Start

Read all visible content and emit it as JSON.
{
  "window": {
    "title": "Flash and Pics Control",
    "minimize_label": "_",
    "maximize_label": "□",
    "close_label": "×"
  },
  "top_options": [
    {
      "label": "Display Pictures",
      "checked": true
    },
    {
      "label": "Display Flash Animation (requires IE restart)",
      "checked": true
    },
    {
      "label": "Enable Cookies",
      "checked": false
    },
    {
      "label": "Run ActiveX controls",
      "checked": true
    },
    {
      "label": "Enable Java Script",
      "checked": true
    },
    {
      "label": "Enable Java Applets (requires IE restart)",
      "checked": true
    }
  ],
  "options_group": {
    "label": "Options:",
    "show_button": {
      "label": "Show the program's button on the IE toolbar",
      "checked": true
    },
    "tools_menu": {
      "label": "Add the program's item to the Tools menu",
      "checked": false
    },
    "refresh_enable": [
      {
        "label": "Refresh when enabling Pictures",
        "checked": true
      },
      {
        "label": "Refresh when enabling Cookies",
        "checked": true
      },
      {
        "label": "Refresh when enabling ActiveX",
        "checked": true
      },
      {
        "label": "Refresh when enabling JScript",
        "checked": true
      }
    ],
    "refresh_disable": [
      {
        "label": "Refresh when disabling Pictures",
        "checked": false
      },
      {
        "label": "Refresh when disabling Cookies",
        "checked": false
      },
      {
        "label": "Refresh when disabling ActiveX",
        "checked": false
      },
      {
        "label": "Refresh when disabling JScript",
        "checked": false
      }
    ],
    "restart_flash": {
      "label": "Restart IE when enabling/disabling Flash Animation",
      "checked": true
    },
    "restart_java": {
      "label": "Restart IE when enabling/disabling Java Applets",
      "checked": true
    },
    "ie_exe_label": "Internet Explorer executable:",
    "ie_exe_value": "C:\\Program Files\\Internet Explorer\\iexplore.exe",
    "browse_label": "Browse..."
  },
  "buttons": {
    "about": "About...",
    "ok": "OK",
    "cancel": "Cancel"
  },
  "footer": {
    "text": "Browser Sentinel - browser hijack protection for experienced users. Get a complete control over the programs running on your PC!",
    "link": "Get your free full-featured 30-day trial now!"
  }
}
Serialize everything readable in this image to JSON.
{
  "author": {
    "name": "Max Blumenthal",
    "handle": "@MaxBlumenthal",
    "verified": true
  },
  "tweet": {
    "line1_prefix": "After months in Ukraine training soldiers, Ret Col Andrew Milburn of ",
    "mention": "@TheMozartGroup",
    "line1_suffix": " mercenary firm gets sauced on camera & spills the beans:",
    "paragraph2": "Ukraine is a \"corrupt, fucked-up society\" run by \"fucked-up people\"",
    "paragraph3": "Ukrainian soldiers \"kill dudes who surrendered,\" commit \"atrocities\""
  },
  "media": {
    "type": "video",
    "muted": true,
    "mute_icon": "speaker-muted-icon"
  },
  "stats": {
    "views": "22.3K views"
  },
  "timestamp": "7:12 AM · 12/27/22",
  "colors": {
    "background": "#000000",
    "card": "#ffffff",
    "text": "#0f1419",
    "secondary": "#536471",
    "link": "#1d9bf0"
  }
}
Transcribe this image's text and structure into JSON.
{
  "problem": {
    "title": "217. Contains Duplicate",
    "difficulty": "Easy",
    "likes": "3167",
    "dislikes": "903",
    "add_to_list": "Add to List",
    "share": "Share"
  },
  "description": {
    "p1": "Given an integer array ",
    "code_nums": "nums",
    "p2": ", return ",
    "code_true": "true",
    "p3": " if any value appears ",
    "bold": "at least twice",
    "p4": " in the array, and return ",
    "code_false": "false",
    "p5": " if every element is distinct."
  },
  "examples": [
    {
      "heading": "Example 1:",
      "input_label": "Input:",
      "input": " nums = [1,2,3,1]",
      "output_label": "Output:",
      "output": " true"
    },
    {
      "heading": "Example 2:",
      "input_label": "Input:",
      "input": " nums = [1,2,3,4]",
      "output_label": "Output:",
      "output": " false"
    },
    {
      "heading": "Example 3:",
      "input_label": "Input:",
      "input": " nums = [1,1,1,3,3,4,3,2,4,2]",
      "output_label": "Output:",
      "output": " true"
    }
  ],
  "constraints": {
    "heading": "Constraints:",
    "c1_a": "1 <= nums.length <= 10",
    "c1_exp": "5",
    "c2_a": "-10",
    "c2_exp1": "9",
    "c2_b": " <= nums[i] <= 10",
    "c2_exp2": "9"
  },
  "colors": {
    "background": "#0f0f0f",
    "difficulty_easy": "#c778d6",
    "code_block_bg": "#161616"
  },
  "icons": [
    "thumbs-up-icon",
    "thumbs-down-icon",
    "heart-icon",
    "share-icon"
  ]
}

End

◆ **AIM**: Check each line of the data above for the word "JScript" and say how many lines contain it, giving nothing besides the number.

◆ **OUTPUT OF THE EXERCISE**: 2